Spatial annotation entries
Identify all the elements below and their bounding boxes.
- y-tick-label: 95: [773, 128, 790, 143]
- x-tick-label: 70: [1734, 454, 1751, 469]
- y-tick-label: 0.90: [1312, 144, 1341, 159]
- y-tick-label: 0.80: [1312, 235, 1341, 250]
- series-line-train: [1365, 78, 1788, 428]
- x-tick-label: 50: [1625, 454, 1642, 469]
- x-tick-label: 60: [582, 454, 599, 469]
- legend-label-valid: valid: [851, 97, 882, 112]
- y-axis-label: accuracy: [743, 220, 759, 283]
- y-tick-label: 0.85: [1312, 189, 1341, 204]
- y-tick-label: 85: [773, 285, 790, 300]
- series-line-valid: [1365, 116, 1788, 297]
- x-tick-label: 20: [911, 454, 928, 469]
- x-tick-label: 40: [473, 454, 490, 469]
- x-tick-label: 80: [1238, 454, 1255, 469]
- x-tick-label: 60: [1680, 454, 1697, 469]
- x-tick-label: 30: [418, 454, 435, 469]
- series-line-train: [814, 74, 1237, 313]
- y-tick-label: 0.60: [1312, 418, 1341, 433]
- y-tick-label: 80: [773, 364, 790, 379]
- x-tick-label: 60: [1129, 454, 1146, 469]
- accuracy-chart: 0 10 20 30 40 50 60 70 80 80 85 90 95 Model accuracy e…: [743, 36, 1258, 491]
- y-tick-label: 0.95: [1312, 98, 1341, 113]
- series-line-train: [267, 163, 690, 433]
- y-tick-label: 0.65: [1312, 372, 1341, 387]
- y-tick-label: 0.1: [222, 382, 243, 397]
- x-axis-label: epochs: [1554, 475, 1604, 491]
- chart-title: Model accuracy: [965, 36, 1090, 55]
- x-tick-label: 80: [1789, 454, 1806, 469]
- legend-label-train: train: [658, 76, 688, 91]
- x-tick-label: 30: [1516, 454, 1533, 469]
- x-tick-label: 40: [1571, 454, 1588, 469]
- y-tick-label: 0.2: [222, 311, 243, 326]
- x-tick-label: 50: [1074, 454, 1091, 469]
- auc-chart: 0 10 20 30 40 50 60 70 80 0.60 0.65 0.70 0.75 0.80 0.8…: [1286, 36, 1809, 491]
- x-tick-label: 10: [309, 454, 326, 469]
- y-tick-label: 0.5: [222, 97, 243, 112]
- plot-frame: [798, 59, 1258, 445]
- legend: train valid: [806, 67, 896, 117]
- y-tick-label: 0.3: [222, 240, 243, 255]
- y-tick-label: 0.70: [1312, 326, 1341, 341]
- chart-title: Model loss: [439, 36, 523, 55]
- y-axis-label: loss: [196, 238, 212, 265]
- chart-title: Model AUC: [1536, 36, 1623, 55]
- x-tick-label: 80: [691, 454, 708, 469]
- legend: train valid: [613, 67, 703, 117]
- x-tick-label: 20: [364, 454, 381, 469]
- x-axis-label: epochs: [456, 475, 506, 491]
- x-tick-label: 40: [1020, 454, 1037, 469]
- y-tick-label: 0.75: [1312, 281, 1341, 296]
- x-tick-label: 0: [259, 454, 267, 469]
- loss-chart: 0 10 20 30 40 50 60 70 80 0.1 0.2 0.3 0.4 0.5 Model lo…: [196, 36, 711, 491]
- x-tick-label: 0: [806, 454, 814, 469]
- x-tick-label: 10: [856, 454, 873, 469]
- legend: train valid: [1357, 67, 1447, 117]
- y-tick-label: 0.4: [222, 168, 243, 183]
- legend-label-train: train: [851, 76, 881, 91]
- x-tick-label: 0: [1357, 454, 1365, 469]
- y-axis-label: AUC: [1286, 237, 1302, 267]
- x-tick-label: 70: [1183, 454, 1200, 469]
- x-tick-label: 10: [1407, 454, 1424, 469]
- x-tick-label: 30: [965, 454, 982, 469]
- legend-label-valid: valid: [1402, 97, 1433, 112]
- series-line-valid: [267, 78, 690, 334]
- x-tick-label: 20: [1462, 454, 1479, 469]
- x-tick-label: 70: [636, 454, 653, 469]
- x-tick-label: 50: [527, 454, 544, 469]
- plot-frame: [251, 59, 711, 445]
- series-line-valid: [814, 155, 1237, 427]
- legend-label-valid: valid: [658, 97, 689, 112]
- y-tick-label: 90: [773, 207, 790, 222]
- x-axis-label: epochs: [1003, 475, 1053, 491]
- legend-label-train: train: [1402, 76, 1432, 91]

What is being asked:
Copy every line of these rows word for word.

Response:
Identify all the elements below and their bounding boxes.
- y-tick-label: 95: [773, 128, 790, 143]
- x-tick-label: 70: [1734, 454, 1751, 469]
- y-tick-label: 0.90: [1312, 144, 1341, 159]
- y-tick-label: 0.80: [1312, 235, 1341, 250]
- series-line-train: [1365, 78, 1788, 428]
- x-tick-label: 50: [1625, 454, 1642, 469]
- x-tick-label: 60: [582, 454, 599, 469]
- legend-label-valid: valid: [851, 97, 882, 112]
- y-axis-label: accuracy: [743, 220, 759, 283]
- y-tick-label: 0.85: [1312, 189, 1341, 204]
- y-tick-label: 85: [773, 285, 790, 300]
- series-line-valid: [1365, 116, 1788, 297]
- x-tick-label: 20: [911, 454, 928, 469]
- x-tick-label: 40: [473, 454, 490, 469]
- x-tick-label: 80: [1238, 454, 1255, 469]
- x-tick-label: 60: [1680, 454, 1697, 469]
- x-tick-label: 30: [418, 454, 435, 469]
- series-line-train: [814, 74, 1237, 313]
- y-tick-label: 0.60: [1312, 418, 1341, 433]
- y-tick-label: 80: [773, 364, 790, 379]
- x-tick-label: 60: [1129, 454, 1146, 469]
- accuracy-chart: 0 10 20 30 40 50 60 70 80 80 85 90 95 Model accuracy e…: [743, 36, 1258, 491]
- y-tick-label: 0.95: [1312, 98, 1341, 113]
- series-line-train: [267, 163, 690, 433]
- y-tick-label: 0.65: [1312, 372, 1341, 387]
- y-tick-label: 0.1: [222, 382, 243, 397]
- x-axis-label: epochs: [1554, 475, 1604, 491]
- chart-title: Model accuracy: [965, 36, 1090, 55]
- x-tick-label: 80: [1789, 454, 1806, 469]
- legend-label-train: train: [658, 76, 688, 91]
- x-tick-label: 30: [1516, 454, 1533, 469]
- x-tick-label: 40: [1571, 454, 1588, 469]
- y-tick-label: 0.2: [222, 311, 243, 326]
- x-tick-label: 50: [1074, 454, 1091, 469]
- auc-chart: 0 10 20 30 40 50 60 70 80 0.60 0.65 0.70 0.75 0.80 0.8…: [1286, 36, 1809, 491]
- x-tick-label: 10: [309, 454, 326, 469]
- y-tick-label: 0.5: [222, 97, 243, 112]
- plot-frame: [798, 59, 1258, 445]
- legend: train valid: [806, 67, 896, 117]
- y-tick-label: 0.3: [222, 240, 243, 255]
- y-tick-label: 0.70: [1312, 326, 1341, 341]
- chart-title: Model loss: [439, 36, 523, 55]
- y-axis-label: loss: [196, 238, 212, 265]
- chart-title: Model AUC: [1536, 36, 1623, 55]
- x-tick-label: 80: [691, 454, 708, 469]
- legend: train valid: [613, 67, 703, 117]
- x-tick-label: 20: [364, 454, 381, 469]
- x-axis-label: epochs: [456, 475, 506, 491]
- x-tick-label: 40: [1020, 454, 1037, 469]
- y-tick-label: 0.75: [1312, 281, 1341, 296]
- x-tick-label: 0: [259, 454, 267, 469]
- loss-chart: 0 10 20 30 40 50 60 70 80 0.1 0.2 0.3 0.4 0.5 Model lo…: [196, 36, 711, 491]
- x-tick-label: 0: [806, 454, 814, 469]
- x-tick-label: 10: [856, 454, 873, 469]
- legend: train valid: [1357, 67, 1447, 117]
- y-tick-label: 0.4: [222, 168, 243, 183]
- legend-label-train: train: [851, 76, 881, 91]
- x-tick-label: 0: [1357, 454, 1365, 469]
- y-axis-label: AUC: [1286, 237, 1302, 267]
- x-tick-label: 70: [1183, 454, 1200, 469]
- x-tick-label: 10: [1407, 454, 1424, 469]
- x-tick-label: 30: [965, 454, 982, 469]
- legend-label-valid: valid: [1402, 97, 1433, 112]
- series-line-valid: [267, 78, 690, 334]
- x-tick-label: 20: [1462, 454, 1479, 469]
- x-tick-label: 70: [636, 454, 653, 469]
- x-tick-label: 50: [527, 454, 544, 469]
- plot-frame: [251, 59, 711, 445]
- series-line-valid: [814, 155, 1237, 427]
- legend-label-valid: valid: [658, 97, 689, 112]
- y-tick-label: 90: [773, 207, 790, 222]
- x-axis-label: epochs: [1003, 475, 1053, 491]
- legend-label-train: train: [1402, 76, 1432, 91]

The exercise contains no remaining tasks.